▸ **RECORD SET**:

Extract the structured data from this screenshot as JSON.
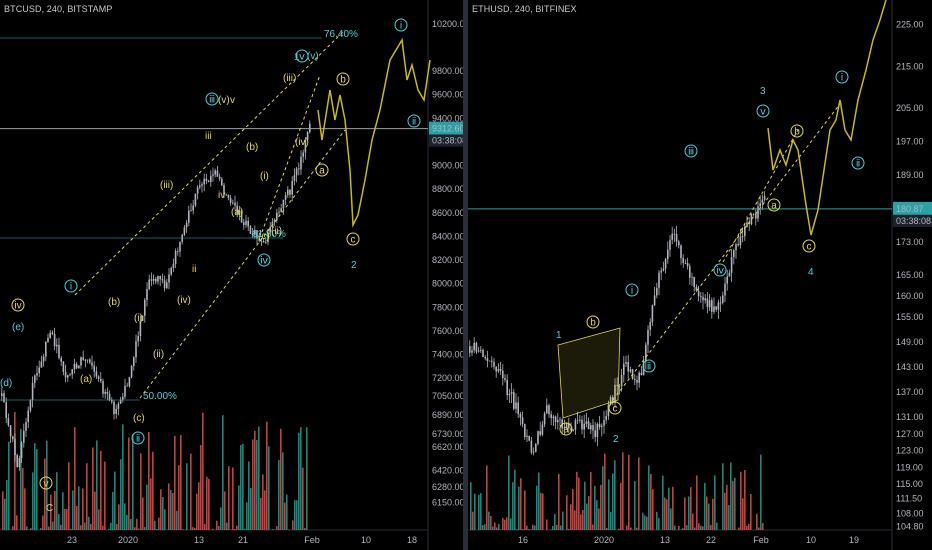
{
  "colors": {
    "background": "#000000",
    "bull": "#26a69a",
    "bear": "#ef5350",
    "candle": "#b2b5be",
    "wave_cyan": "#4dd0e1",
    "wave_yellow": "#e6d84a",
    "projection": "#c8b820",
    "hline": "#2ba1a5",
    "price_tag": "#2ba1a5"
  },
  "chart_data": [
    {
      "type": "line",
      "title": "BTCUSD, 240, BITSTAMP",
      "xlabel": "",
      "ylabel": "",
      "y_ticks": [
        "10200.00",
        "9800.00",
        "9600.00",
        "9400.00",
        "9000.00",
        "8800.00",
        "8600.00",
        "8400.00",
        "8200.00",
        "8000.00",
        "7800.00",
        "7600.00",
        "7400.00",
        "7200.00",
        "7050.00",
        "6890.00",
        "6730.00",
        "6620.00",
        "6420.00",
        "6280.00",
        "6150.00"
      ],
      "x_ticks": [
        "23",
        "2020",
        "13",
        "21",
        "Feb",
        "10",
        "18"
      ],
      "ylim": [
        6000,
        10300
      ],
      "price_tag": "9312.60",
      "countdown": "03:38:08",
      "fib_labels": [
        "76.40%",
        "61.80%",
        "50.00%"
      ],
      "wave_labels": [
        "ⅰ",
        "ⅱ",
        "ⅲ",
        "ⅳ",
        "ⅴ",
        "ⅰ",
        "ⅱ",
        "ⅲ",
        "ⅳ",
        "(v)",
        "1",
        "2",
        "a",
        "b",
        "c",
        "(e)",
        "(d)",
        "C",
        "iii",
        "iv",
        "ii",
        "v",
        "(a)",
        "(b)",
        "(c)",
        "(i)",
        "(ii)",
        "(iii)",
        "(iv)",
        "(a)",
        "(b)",
        "(c)"
      ],
      "labels": {
        "wave1": "1",
        "wave2": "2",
        "v_roman": "v",
        "iii_top": "iii",
        "ii_bot": "ii",
        "C": "C"
      },
      "series": [
        {
          "name": "",
          "x": [
            "Dec 17",
            "Dec 19",
            "Dec 21",
            "Dec 23",
            "Dec 26",
            "Dec 29",
            "Jan 1",
            "Jan 3",
            "Jan 6",
            "Jan 8",
            "Jan 10",
            "Jan 13",
            "Jan 15",
            "Jan 17",
            "Jan 19",
            "Jan 21",
            "Jan 23",
            "Jan 25",
            "Jan 27",
            "Jan 29"
          ],
          "values": [
            7050,
            6450,
            7200,
            7600,
            7200,
            7400,
            7150,
            6900,
            7300,
            8050,
            8000,
            8400,
            8800,
            8950,
            8700,
            8500,
            8350,
            8600,
            8900,
            9400
          ]
        }
      ]
    },
    {
      "type": "line",
      "title": "ETHUSD, 240, BITFINEX",
      "xlabel": "",
      "ylabel": "",
      "y_ticks": [
        "225.00",
        "215.00",
        "205.00",
        "197.00",
        "189.00",
        "180.87",
        "173.00",
        "165.00",
        "160.00",
        "155.00",
        "149.00",
        "143.00",
        "137.00",
        "131.00",
        "127.00",
        "123.00",
        "119.00",
        "115.00",
        "111.50",
        "108.00",
        "104.80"
      ],
      "x_ticks": [
        "16",
        "2020",
        "13",
        "22",
        "Feb",
        "10",
        "19"
      ],
      "ylim": [
        104,
        228
      ],
      "price_tag": "180.87",
      "countdown": "03:38:08",
      "labels": {
        "wave1": "1",
        "wave2": "2",
        "wave3": "3",
        "wave4": "4"
      },
      "series": [
        {
          "name": "",
          "x": [
            "Dec 10",
            "Dec 13",
            "Dec 16",
            "Dec 18",
            "Dec 20",
            "Dec 23",
            "Dec 26",
            "Dec 29",
            "Jan 1",
            "Jan 4",
            "Jan 7",
            "Jan 10",
            "Jan 13",
            "Jan 15",
            "Jan 18",
            "Jan 21",
            "Jan 24",
            "Jan 27",
            "Jan 30",
            "Feb 1"
          ],
          "values": [
            148,
            146,
            141,
            133,
            122,
            133,
            128,
            130,
            127,
            134,
            143,
            140,
            162,
            175,
            166,
            158,
            157,
            170,
            178,
            183
          ]
        }
      ]
    }
  ]
}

▸ **AIM OF THE EXERCISE**:
Output the records above exactly as they are, leaving out the pictures.

▸ **SOLUTION**:
Extract the structured data from this screenshot as JSON.
{
  "colors": {
    "background": "#000000",
    "bull": "#26a69a",
    "bear": "#ef5350",
    "candle": "#b2b5be",
    "wave_cyan": "#4dd0e1",
    "wave_yellow": "#e6d84a",
    "projection": "#c8b820",
    "hline": "#2ba1a5",
    "price_tag": "#2ba1a5"
  },
  "chart_data": [
    {
      "type": "line",
      "title": "BTCUSD, 240, BITSTAMP",
      "xlabel": "",
      "ylabel": "",
      "y_ticks": [
        "10200.00",
        "9800.00",
        "9600.00",
        "9400.00",
        "9000.00",
        "8800.00",
        "8600.00",
        "8400.00",
        "8200.00",
        "8000.00",
        "7800.00",
        "7600.00",
        "7400.00",
        "7200.00",
        "7050.00",
        "6890.00",
        "6730.00",
        "6620.00",
        "6420.00",
        "6280.00",
        "6150.00"
      ],
      "x_ticks": [
        "23",
        "2020",
        "13",
        "21",
        "Feb",
        "10",
        "18"
      ],
      "ylim": [
        6000,
        10300
      ],
      "price_tag": "9312.60",
      "countdown": "03:38:08",
      "fib_labels": [
        "76.40%",
        "61.80%",
        "50.00%"
      ],
      "wave_labels": [
        "ⅰ",
        "ⅱ",
        "ⅲ",
        "ⅳ",
        "ⅴ",
        "ⅰ",
        "ⅱ",
        "ⅲ",
        "ⅳ",
        "(v)",
        "1",
        "2",
        "a",
        "b",
        "c",
        "(e)",
        "(d)",
        "C",
        "iii",
        "iv",
        "ii",
        "v",
        "(a)",
        "(b)",
        "(c)",
        "(i)",
        "(ii)",
        "(iii)",
        "(iv)",
        "(a)",
        "(b)",
        "(c)"
      ],
      "labels": {
        "wave1": "1",
        "wave2": "2",
        "v_roman": "v",
        "iii_top": "iii",
        "ii_bot": "ii",
        "C": "C"
      },
      "series": [
        {
          "name": "",
          "x": [
            "Dec 17",
            "Dec 19",
            "Dec 21",
            "Dec 23",
            "Dec 26",
            "Dec 29",
            "Jan 1",
            "Jan 3",
            "Jan 6",
            "Jan 8",
            "Jan 10",
            "Jan 13",
            "Jan 15",
            "Jan 17",
            "Jan 19",
            "Jan 21",
            "Jan 23",
            "Jan 25",
            "Jan 27",
            "Jan 29"
          ],
          "values": [
            7050,
            6450,
            7200,
            7600,
            7200,
            7400,
            7150,
            6900,
            7300,
            8050,
            8000,
            8400,
            8800,
            8950,
            8700,
            8500,
            8350,
            8600,
            8900,
            9400
          ]
        }
      ]
    },
    {
      "type": "line",
      "title": "ETHUSD, 240, BITFINEX",
      "xlabel": "",
      "ylabel": "",
      "y_ticks": [
        "225.00",
        "215.00",
        "205.00",
        "197.00",
        "189.00",
        "180.87",
        "173.00",
        "165.00",
        "160.00",
        "155.00",
        "149.00",
        "143.00",
        "137.00",
        "131.00",
        "127.00",
        "123.00",
        "119.00",
        "115.00",
        "111.50",
        "108.00",
        "104.80"
      ],
      "x_ticks": [
        "16",
        "2020",
        "13",
        "22",
        "Feb",
        "10",
        "19"
      ],
      "ylim": [
        104,
        228
      ],
      "price_tag": "180.87",
      "countdown": "03:38:08",
      "labels": {
        "wave1": "1",
        "wave2": "2",
        "wave3": "3",
        "wave4": "4"
      },
      "series": [
        {
          "name": "",
          "x": [
            "Dec 10",
            "Dec 13",
            "Dec 16",
            "Dec 18",
            "Dec 20",
            "Dec 23",
            "Dec 26",
            "Dec 29",
            "Jan 1",
            "Jan 4",
            "Jan 7",
            "Jan 10",
            "Jan 13",
            "Jan 15",
            "Jan 18",
            "Jan 21",
            "Jan 24",
            "Jan 27",
            "Jan 30",
            "Feb 1"
          ],
          "values": [
            148,
            146,
            141,
            133,
            122,
            133,
            128,
            130,
            127,
            134,
            143,
            140,
            162,
            175,
            166,
            158,
            157,
            170,
            178,
            183
          ]
        }
      ]
    }
  ]
}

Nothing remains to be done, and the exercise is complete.